- What the task requires: Output word for word the lines from the one with "Output the text content of this document." to the final line of the data, both ends included, but skip the pictures.

====

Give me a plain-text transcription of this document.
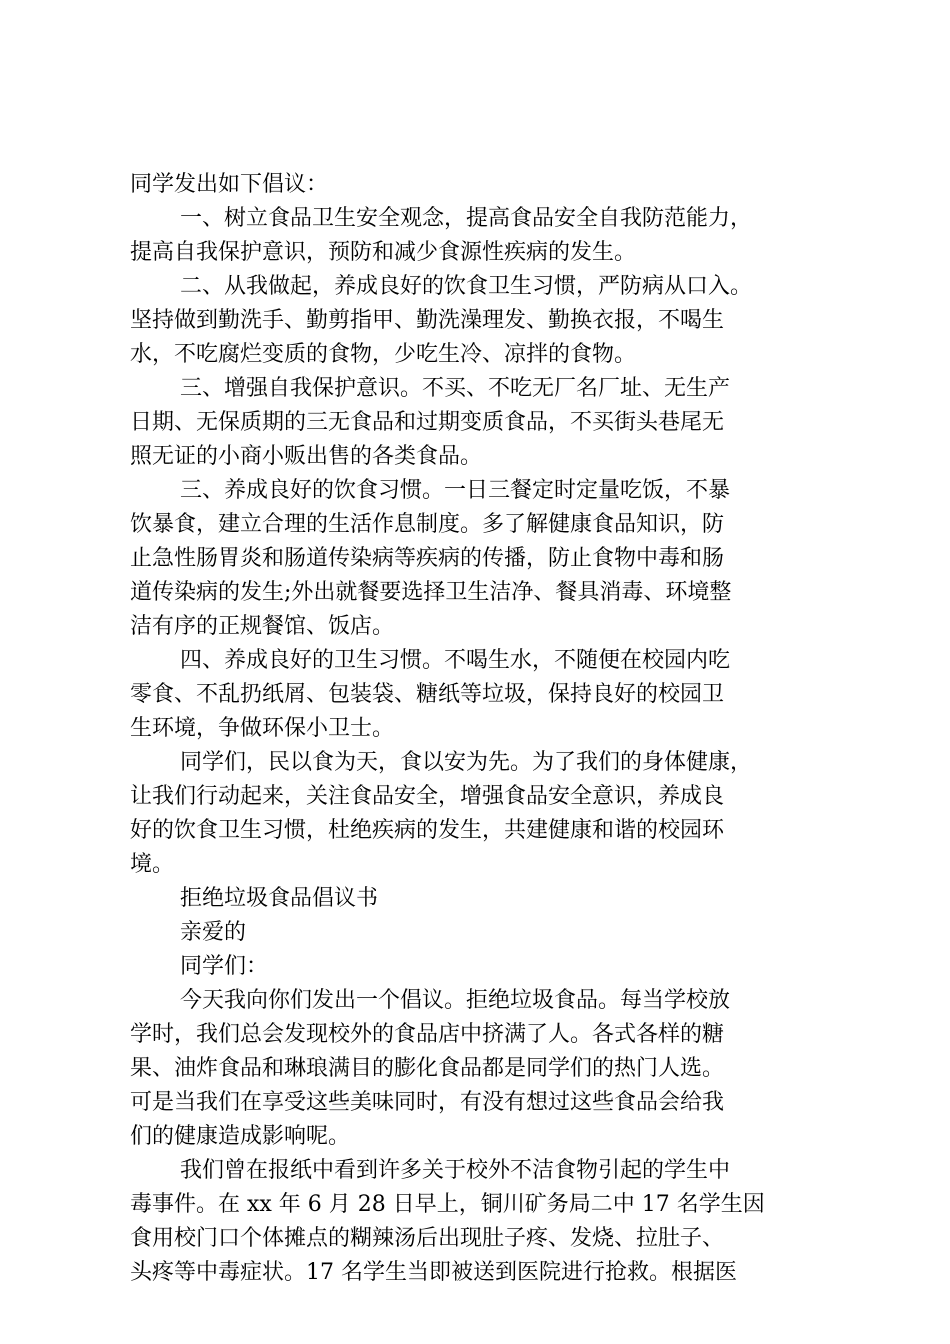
同学发出如下倡议：
一、树立食品卫生安全观念，提高食品安全自我防范能力，
提高自我保护意识，预防和减少食源性疾病的发生。
二、从我做起，养成良好的饮食卫生习惯，严防病从口入。
坚持做到勤洗手、勤剪指甲、勤洗澡理发、勤换衣报，不喝生
水，不吃腐烂变质的食物，少吃生冷、凉拌的食物。
三、增强自我保护意识。不买、不吃无厂名厂址、无生产
日期、无保质期的三无食品和过期变质食品，不买街头巷尾无
照无证的小商小贩出售的各类食品。
三、养成良好的饮食习惯。一日三餐定时定量吃饭，不暴
饮暴食，建立合理的生活作息制度。多了解健康食品知识，防
止急性肠胃炎和肠道传染病等疾病的传播，防止食物中毒和肠
道传染病的发生;外出就餐要选择卫生洁净、餐具消毒、环境整
洁有序的正规餐馆、饭店。
四、养成良好的卫生习惯。不喝生水，不随便在校园内吃
零食、不乱扔纸屑、包装袋、糖纸等垃圾，保持良好的校园卫
生环境，争做环保小卫士。
同学们，民以食为天，食以安为先。为了我们的身体健康，
让我们行动起来，关注食品安全，增强食品安全意识，养成良
好的饮食卫生习惯，杜绝疾病的发生，共建健康和谐的校园环
境。
拒绝垃圾食品倡议书
亲爱的
同学们：
今天我向你们发出一个倡议。拒绝垃圾食品。每当学校放
学时，我们总会发现校外的食品店中挤满了人。各式各样的糖
果、油炸食品和琳琅满目的膨化食品都是同学们的热门人选。
可是当我们在享受这些美味同时，有没有想过这些食品会给我
们的健康造成影响呢。
我们曾在报纸中看到许多关于校外不洁食物引起的学生中
毒事件。在 xx 年 6 月 28 日早上，铜川矿务局二中 17 名学生因
食用校门口个体摊点的糊辣汤后出现肚子疼、发烧、拉肚子、
头疼等中毒症状。17 名学生当即被送到医院进行抢救。根据医
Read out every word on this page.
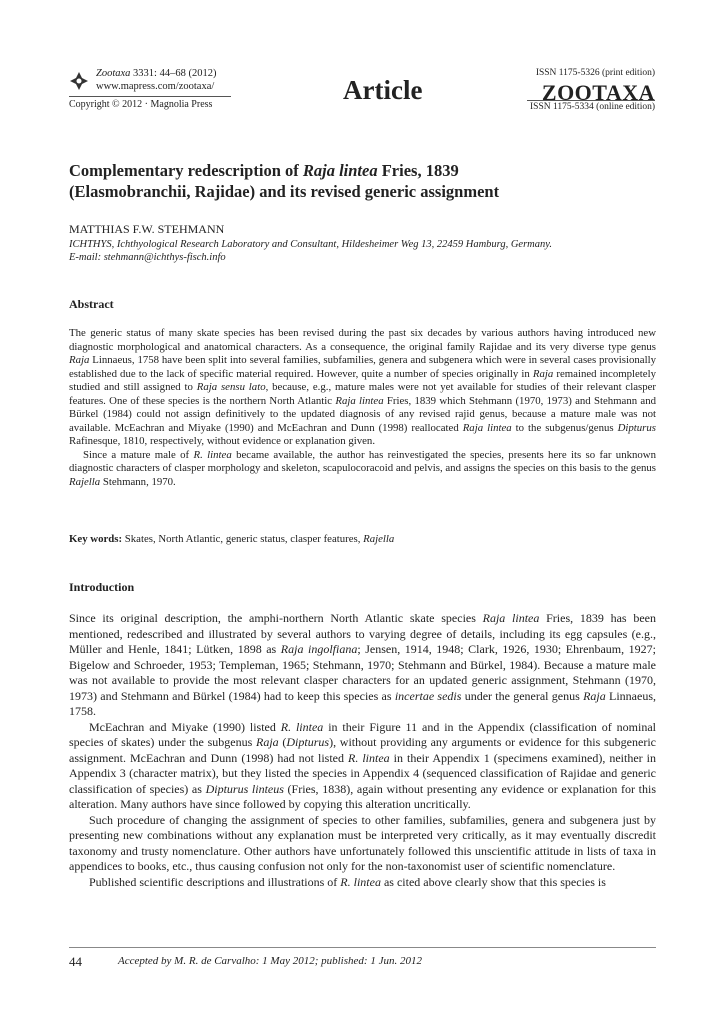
Zootaxa 3331: 44–68 (2012)
www.mapress.com/zootaxa/
Copyright © 2012 · Magnolia Press	Article
ISSN 1175-5326 (print edition)
ZOOTAXA
ISSN 1175-5334 (online edition)
Complementary redescription of Raja lintea Fries, 1839
(Elasmobranchii, Rajidae) and its revised generic assignment
MATTHIAS F.W. STEHMANN
ICHTHYS, Ichthyological Research Laboratory and Consultant, Hildesheimer Weg 13, 22459 Hamburg, Germany.
E-mail: stehmann@ichthys-fisch.info
Abstract

The generic status of many skate species has been revised during the past six decades by various authors having introduced new diagnostic morphological and anatomical characters. As a consequence, the original family Rajidae and its very diverse type genus Raja Linnaeus, 1758 have been split into several families, subfamilies, genera and subgenera which were in several cases provisionally established due to the lack of specific material required. However, quite a number of species originally in Raja remained incompletely studied and still assigned to Raja sensu lato, because, e.g., mature males were not yet available for studies of their relevant clasper features. One of these species is the northern North Atlantic Raja lintea Fries, 1839 which Stehmann (1970, 1973) and Stehmann and Bürkel (1984) could not assign definitively to the updated diagnosis of any revised rajid genus, because a mature male was not available. McEachran and Miyake (1990) and McEachran and Dunn (1998) reallocated Raja lintea to the subgenus/genus Dipturus Rafinesque, 1810, respectively, without evidence or explanation given.

Since a mature male of R. lintea became available, the author has reinvestigated the species, presents here its so far unknown diagnostic characters of clasper morphology and skeleton, scapulocoracoid and pelvis, and assigns the species on this basis to the genus Rajella Stehmann, 1970.

Key words: Skates, North Atlantic, generic status, clasper features, Rajella
Introduction

Since its original description, the amphi-northern North Atlantic skate species Raja lintea Fries, 1839 has been mentioned, redescribed and illustrated by several authors to varying degree of details, including its egg capsules (e.g., Müller and Henle, 1841; Lütken, 1898 as Raja ingolfiana; Jensen, 1914, 1948; Clark, 1926, 1930; Ehrenbaum, 1927; Bigelow and Schroeder, 1953; Templeman, 1965; Stehmann, 1970; Stehmann and Bürkel, 1984). Because a mature male was not available to provide the most relevant clasper characters for an updated generic assignment, Stehmann (1970, 1973) and Stehmann and Bürkel (1984) had to keep this species as incertae sedis under the general genus Raja Linnaeus, 1758.

McEachran and Miyake (1990) listed R. lintea in their Figure 11 and in the Appendix (classification of nominal species of skates) under the subgenus Raja (Dipturus), without providing any arguments or evidence for this subgeneric assignment. McEachran and Dunn (1998) had not listed R. lintea in their Appendix 1 (specimens examined), neither in Appendix 3 (character matrix), but they listed the species in Appendix 4 (sequenced classification of Rajidae and generic classification of species) as Dipturus linteus (Fries, 1838), again without presenting any evidence or explanation for this alteration. Many authors have since followed by copying this alteration uncritically.

Such procedure of changing the assignment of species to other families, subfamilies, genera and subgenera just by presenting new combinations without any explanation must be interpreted very critically, as it may eventually discredit taxonomy and trusty nomenclature. Other authors have unfortunately followed this unscientific attitude in lists of taxa in appendices to books, etc., thus causing confusion not only for the non-taxonomist user of scientific nomenclature.

Published scientific descriptions and illustrations of R. lintea as cited above clearly show that this species is

44	Accepted by M. R. de Carvalho: 1 May 2012; published: 1 Jun. 2012
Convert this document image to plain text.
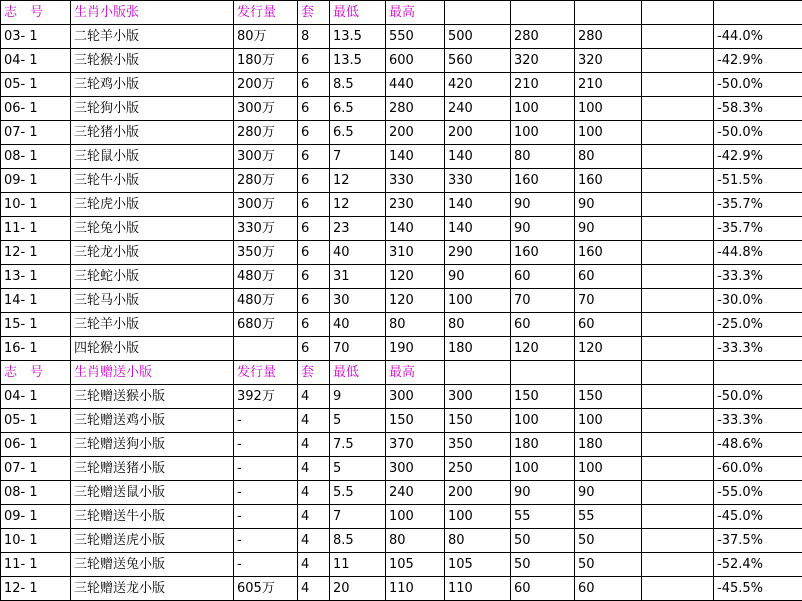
志　号	生肖小版张	发行量	套	最低	最高					
03- 1	二轮羊小版	80万	8	13.5	550	500	280	280		-44.0%
04- 1	三轮猴小版	180万	6	13.5	600	560	320	320		-42.9%
05- 1	三轮鸡小版	200万	6	8.5	440	420	210	210		-50.0%
06- 1	三轮狗小版	300万	6	6.5	280	240	100	100		-58.3%
07- 1	三轮猪小版	280万	6	6.5	200	200	100	100		-50.0%
08- 1	三轮鼠小版	300万	6	7	140	140	80	80		-42.9%
09- 1	三轮牛小版	280万	6	12	330	330	160	160		-51.5%
10- 1	三轮虎小版	300万	6	12	230	140	90	90		-35.7%
11- 1	三轮兔小版	330万	6	23	140	140	90	90		-35.7%
12- 1	三轮龙小版	350万	6	40	310	290	160	160		-44.8%
13- 1	三轮蛇小版	480万	6	31	120	90	60	60		-33.3%
14- 1	三轮马小版	480万	6	30	120	100	70	70		-30.0%
15- 1	三轮羊小版	680万	6	40	80	80	60	60		-25.0%
16- 1	四轮猴小版		6	70	190	180	120	120		-33.3%
志　号	生肖赠送小版	发行量	套	最低	最高					
04- 1	三轮赠送猴小版	392万	4	9	300	300	150	150		-50.0%
05- 1	三轮赠送鸡小版	-	4	5	150	150	100	100		-33.3%
06- 1	三轮赠送狗小版	-	4	7.5	370	350	180	180		-48.6%
07- 1	三轮赠送猪小版	-	4	5	300	250	100	100		-60.0%
08- 1	三轮赠送鼠小版	-	4	5.5	240	200	90	90		-55.0%
09- 1	三轮赠送牛小版	-	4	7	100	100	55	55		-45.0%
10- 1	三轮赠送虎小版	-	4	8.5	80	80	50	50		-37.5%
11- 1	三轮赠送兔小版	-	4	11	105	105	50	50		-52.4%
12- 1	三轮赠送龙小版	605万	4	20	110	110	60	60		-45.5%
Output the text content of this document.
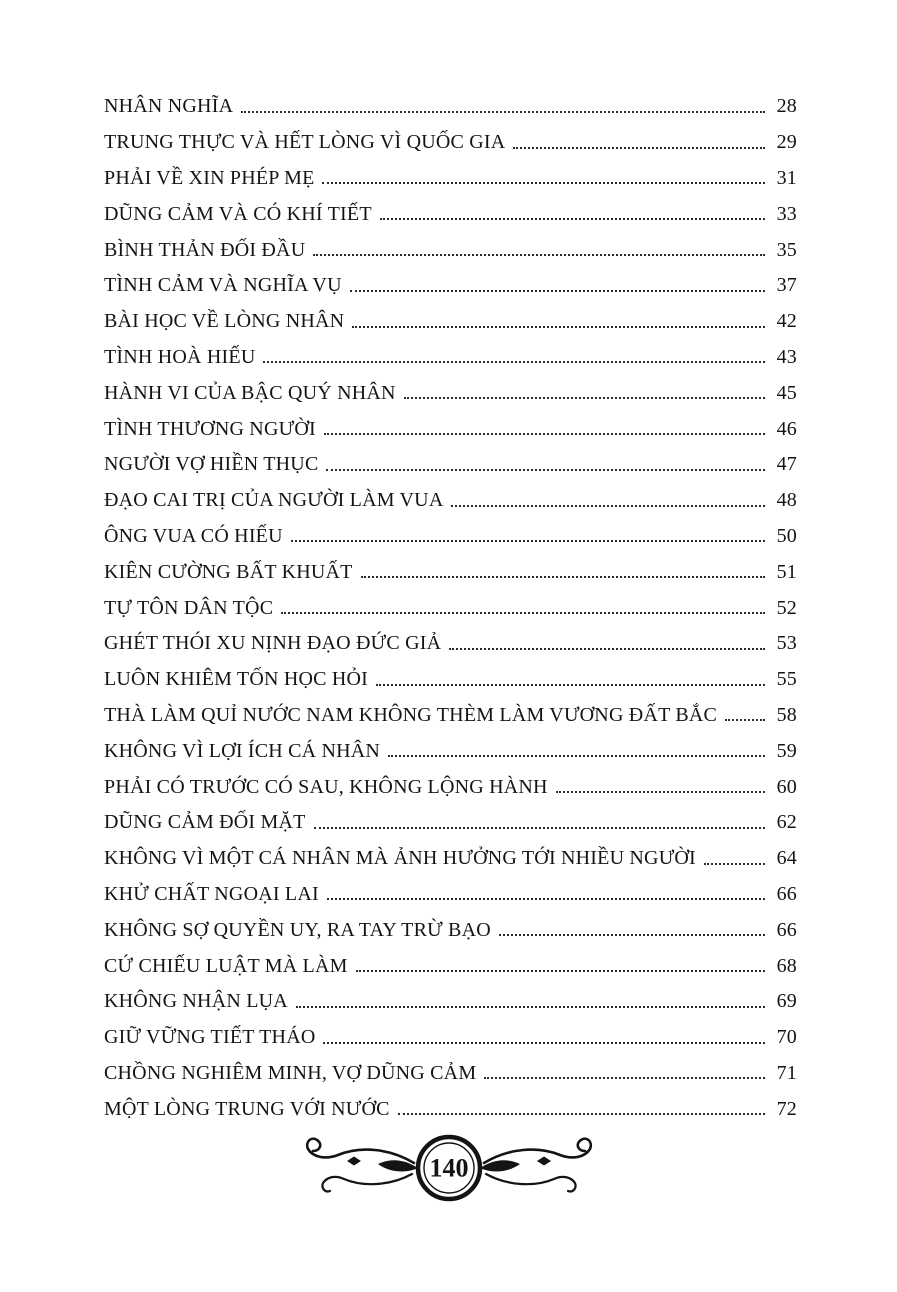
NHÂN NGHĨA	28
TRUNG THỰC VÀ HẾT LÒNG VÌ QUỐC GIA	29
PHẢI VỀ XIN PHÉP MẸ	31
DŨNG CẢM VÀ CÓ KHÍ TIẾT	33
BÌNH THẢN ĐỐI ĐẦU	35
TÌNH CẢM VÀ NGHĨA VỤ	37
BÀI HỌC VỀ LÒNG NHÂN	42
TÌNH HOÀ HIẾU	43
HÀNH VI CỦA BẬC QUÝ NHÂN	45
TÌNH THƯƠNG NGƯỜI	46
NGƯỜI VỢ HIỀN THỤC	47
ĐẠO CAI TRỊ CỦA NGƯỜI LÀM VUA	48
ÔNG VUA CÓ HIẾU	50
KIÊN CƯỜNG BẤT KHUẤT	51
TỰ TÔN DÂN TỘC	52
GHÉT THÓI XU NỊNH ĐẠO ĐỨC GIẢ	53
LUÔN KHIÊM TỐN HỌC HỎI	55
THÀ LÀM QUỈ NƯỚC NAM KHÔNG THÈM LÀM VƯƠNG ĐẤT BẮC	58
KHÔNG VÌ LỢI ÍCH CÁ NHÂN	59
PHẢI CÓ TRƯỚC CÓ SAU, KHÔNG LỘNG HÀNH	60
DŨNG CẢM ĐỐI MẶT	62
KHÔNG VÌ MỘT CÁ NHÂN MÀ ẢNH HƯỞNG TỚI NHIỀU NGƯỜI	64
KHỬ CHẤT NGOẠI LAI	66
KHÔNG SỢ QUYỀN UY, RA TAY TRỪ BẠO	66
CỨ CHIẾU LUẬT MÀ LÀM	68
KHÔNG NHẬN LỤA	69
GIỮ VỮNG TIẾT THÁO	70
CHỒNG NGHIÊM MINH, VỢ DŨNG CẢM	71
MỘT LÒNG TRUNG VỚI NƯỚC	72
140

====

- Complete output:
Output the text content of this document.
NHÂN NGHĨA	28
TRUNG THỰC VÀ HẾT LÒNG VÌ QUỐC GIA	29
PHẢI VỀ XIN PHÉP MẸ	31
DŨNG CẢM VÀ CÓ KHÍ TIẾT	33
BÌNH THẢN ĐỐI ĐẦU	35
TÌNH CẢM VÀ NGHĨA VỤ	37
BÀI HỌC VỀ LÒNG NHÂN	42
TÌNH HOÀ HIẾU	43
HÀNH VI CỦA BẬC QUÝ NHÂN	45
TÌNH THƯƠNG NGƯỜI	46
NGƯỜI VỢ HIỀN THỤC	47
ĐẠO CAI TRỊ CỦA NGƯỜI LÀM VUA	48
ÔNG VUA CÓ HIẾU	50
KIÊN CƯỜNG BẤT KHUẤT	51
TỰ TÔN DÂN TỘC	52
GHÉT THÓI XU NỊNH ĐẠO ĐỨC GIẢ	53
LUÔN KHIÊM TỐN HỌC HỎI	55
THÀ LÀM QUỈ NƯỚC NAM KHÔNG THÈM LÀM VƯƠNG ĐẤT BẮC	58
KHÔNG VÌ LỢI ÍCH CÁ NHÂN	59
PHẢI CÓ TRƯỚC CÓ SAU, KHÔNG LỘNG HÀNH	60
DŨNG CẢM ĐỐI MẶT	62
KHÔNG VÌ MỘT CÁ NHÂN MÀ ẢNH HƯỞNG TỚI NHIỀU NGƯỜI	64
KHỬ CHẤT NGOẠI LAI	66
KHÔNG SỢ QUYỀN UY, RA TAY TRỪ BẠO	66
CỨ CHIẾU LUẬT MÀ LÀM	68
KHÔNG NHẬN LỤA	69
GIỮ VỮNG TIẾT THÁO	70
CHỒNG NGHIÊM MINH, VỢ DŨNG CẢM	71
MỘT LÒNG TRUNG VỚI NƯỚC	72
140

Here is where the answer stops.